**Exercise aim**
Filter the records for lines holding the string "page".

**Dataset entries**
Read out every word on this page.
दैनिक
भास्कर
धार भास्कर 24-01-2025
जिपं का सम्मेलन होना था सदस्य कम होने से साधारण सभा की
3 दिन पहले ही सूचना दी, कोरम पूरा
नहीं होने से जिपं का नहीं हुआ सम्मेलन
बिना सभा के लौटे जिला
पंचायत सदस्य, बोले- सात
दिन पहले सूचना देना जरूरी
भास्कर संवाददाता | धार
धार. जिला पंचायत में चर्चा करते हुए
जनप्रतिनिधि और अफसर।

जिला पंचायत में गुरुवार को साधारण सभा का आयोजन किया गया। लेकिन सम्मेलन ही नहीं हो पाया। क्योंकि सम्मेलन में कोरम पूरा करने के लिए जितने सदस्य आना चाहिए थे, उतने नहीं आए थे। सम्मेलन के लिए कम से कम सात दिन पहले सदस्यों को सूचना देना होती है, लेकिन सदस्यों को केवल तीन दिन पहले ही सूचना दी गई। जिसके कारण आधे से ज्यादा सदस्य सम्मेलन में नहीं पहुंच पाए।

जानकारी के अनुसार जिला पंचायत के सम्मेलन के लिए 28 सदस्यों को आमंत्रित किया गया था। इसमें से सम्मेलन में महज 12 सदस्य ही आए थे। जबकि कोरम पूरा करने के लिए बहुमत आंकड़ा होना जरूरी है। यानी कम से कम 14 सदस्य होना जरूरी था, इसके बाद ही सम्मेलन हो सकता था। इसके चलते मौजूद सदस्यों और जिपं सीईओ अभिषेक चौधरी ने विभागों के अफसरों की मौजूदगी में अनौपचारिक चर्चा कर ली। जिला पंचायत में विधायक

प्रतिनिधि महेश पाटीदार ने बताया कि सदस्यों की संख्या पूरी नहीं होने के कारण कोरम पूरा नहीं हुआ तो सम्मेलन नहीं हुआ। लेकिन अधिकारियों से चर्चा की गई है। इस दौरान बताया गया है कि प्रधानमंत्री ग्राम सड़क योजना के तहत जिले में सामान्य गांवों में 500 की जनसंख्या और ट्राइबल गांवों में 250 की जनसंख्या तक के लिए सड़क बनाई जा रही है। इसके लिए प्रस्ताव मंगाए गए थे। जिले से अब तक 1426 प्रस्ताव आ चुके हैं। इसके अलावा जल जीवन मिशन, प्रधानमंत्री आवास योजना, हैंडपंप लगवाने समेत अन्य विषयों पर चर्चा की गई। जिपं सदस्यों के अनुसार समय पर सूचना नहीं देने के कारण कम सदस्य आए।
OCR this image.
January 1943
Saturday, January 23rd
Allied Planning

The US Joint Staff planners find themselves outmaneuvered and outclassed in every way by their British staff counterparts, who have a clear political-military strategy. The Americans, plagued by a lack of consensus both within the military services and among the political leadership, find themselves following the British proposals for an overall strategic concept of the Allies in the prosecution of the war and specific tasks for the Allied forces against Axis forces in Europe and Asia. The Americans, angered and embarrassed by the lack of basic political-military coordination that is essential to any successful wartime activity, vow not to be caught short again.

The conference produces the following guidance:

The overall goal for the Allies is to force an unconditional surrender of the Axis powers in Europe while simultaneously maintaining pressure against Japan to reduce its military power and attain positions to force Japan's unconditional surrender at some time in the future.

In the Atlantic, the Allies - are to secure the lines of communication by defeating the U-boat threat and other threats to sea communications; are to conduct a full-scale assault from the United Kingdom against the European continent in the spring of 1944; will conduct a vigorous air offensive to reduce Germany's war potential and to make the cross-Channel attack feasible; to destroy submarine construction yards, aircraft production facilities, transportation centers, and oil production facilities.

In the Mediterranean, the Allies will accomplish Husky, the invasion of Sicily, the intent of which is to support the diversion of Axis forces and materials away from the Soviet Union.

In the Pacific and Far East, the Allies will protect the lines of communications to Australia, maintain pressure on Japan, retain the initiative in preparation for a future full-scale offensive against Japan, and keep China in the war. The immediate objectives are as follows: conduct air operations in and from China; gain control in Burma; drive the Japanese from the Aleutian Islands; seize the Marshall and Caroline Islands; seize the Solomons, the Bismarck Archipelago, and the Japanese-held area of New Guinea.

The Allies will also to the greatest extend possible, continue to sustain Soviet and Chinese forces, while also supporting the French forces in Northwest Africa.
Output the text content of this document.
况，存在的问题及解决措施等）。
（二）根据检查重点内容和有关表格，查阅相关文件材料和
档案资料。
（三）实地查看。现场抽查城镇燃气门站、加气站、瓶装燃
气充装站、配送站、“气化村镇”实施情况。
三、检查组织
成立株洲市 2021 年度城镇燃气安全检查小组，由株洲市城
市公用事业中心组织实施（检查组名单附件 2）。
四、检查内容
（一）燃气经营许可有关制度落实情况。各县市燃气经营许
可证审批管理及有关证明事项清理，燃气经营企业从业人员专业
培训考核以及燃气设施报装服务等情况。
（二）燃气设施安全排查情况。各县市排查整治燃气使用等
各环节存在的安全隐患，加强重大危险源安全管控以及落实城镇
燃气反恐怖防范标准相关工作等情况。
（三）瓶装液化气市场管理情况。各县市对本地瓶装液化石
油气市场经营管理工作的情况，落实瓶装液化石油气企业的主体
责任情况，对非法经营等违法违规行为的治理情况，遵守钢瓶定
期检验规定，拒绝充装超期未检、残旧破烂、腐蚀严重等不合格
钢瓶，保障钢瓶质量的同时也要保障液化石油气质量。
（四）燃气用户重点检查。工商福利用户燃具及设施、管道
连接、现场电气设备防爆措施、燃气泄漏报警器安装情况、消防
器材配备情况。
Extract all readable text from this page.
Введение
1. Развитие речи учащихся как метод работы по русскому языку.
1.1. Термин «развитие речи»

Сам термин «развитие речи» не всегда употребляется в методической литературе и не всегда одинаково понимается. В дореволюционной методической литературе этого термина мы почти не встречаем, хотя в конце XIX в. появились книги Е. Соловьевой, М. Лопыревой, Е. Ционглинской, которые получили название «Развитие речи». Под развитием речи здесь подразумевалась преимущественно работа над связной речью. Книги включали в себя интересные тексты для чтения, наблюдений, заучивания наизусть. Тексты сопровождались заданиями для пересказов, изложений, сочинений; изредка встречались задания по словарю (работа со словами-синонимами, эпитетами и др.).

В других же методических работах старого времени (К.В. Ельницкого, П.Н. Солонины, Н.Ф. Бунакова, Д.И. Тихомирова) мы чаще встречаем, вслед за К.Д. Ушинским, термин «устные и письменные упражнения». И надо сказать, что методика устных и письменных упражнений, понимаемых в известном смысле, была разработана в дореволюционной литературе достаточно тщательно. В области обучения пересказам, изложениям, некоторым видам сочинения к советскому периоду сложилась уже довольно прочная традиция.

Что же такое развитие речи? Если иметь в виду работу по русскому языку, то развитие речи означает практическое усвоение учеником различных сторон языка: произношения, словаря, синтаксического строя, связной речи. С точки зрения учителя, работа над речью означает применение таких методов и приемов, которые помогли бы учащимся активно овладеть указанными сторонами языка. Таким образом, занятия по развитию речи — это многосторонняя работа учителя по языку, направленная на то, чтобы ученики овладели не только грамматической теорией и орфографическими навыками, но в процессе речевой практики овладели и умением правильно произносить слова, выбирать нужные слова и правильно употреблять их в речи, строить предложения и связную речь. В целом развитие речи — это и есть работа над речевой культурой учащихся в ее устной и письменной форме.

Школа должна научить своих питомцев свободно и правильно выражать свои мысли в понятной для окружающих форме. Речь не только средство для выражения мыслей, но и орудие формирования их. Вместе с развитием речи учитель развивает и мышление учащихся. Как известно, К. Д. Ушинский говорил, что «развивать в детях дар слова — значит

**Output below**
Read out every word on this page.
Extract all readable text from this page.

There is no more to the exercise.